List all lines in the material below that contain "ΜΟΥΣΙΚΗ".

Stored records:

****************

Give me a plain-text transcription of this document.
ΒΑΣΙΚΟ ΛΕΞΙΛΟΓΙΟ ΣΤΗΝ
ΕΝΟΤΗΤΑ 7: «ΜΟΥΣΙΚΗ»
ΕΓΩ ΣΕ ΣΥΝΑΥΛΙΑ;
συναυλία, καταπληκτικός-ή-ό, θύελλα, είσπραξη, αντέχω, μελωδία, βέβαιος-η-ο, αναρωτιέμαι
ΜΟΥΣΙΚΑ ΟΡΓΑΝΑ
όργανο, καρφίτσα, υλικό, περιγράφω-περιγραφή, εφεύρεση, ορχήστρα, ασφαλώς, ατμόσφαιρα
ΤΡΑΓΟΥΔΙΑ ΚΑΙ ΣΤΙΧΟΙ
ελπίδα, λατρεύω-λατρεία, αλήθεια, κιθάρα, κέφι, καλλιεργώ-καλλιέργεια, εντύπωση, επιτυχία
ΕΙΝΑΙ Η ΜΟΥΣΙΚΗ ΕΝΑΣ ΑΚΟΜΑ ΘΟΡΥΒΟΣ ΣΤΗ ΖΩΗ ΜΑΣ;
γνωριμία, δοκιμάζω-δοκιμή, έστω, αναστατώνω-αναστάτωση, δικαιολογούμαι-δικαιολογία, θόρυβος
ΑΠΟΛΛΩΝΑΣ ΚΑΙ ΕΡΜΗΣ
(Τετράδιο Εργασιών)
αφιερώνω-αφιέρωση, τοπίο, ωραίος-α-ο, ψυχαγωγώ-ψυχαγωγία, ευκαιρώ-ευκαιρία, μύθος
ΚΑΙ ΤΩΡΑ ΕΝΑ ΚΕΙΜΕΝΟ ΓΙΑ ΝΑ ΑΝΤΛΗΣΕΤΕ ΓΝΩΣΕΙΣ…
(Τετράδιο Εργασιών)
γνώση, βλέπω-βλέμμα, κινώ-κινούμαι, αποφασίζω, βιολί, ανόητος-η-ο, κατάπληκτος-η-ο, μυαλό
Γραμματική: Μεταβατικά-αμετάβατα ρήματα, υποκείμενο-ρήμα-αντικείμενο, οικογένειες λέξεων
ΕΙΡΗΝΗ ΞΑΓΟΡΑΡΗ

****************

== COMPLETE ANSWER ==
ΕΝΟΤΗΤΑ 7: «ΜΟΥΣΙΚΗ»
ΕΙΝΑΙ Η ΜΟΥΣΙΚΗ ΕΝΑΣ ΑΚΟΜΑ ΘΟΡΥΒΟΣ ΣΤΗ ΖΩΗ ΜΑΣ;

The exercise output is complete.